*WRITTEN INSTRUCTION*.
Output every line below without omitting or altering anything.

· · · · ·

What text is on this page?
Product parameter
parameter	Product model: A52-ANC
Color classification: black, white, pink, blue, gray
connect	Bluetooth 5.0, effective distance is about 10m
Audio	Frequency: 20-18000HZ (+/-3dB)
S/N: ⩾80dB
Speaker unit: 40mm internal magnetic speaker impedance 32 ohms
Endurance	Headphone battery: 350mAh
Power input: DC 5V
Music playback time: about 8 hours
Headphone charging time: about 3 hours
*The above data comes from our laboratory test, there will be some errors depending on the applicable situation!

· · · · ·

*ANSWER TO THIS EXERCISE*.
What text is on this page?
Product parameter
parameter	Product model: A52-ANC
Color classification: black, white, pink, blue, gray
connect	Bluetooth 5.0, effective distance is about 10m
Audio	Frequency: 20-18000HZ (+/-3dB)
S/N: ⩾80dB
Speaker unit: 40mm internal magnetic speaker impedance 32 ohms
Endurance	Headphone battery: 350mAh
Power input: DC 5V
Music playback time: about 8 hours
Headphone charging time: about 3 hours
*The above data comes from our laboratory test, there will be some errors depending on the applicable situation!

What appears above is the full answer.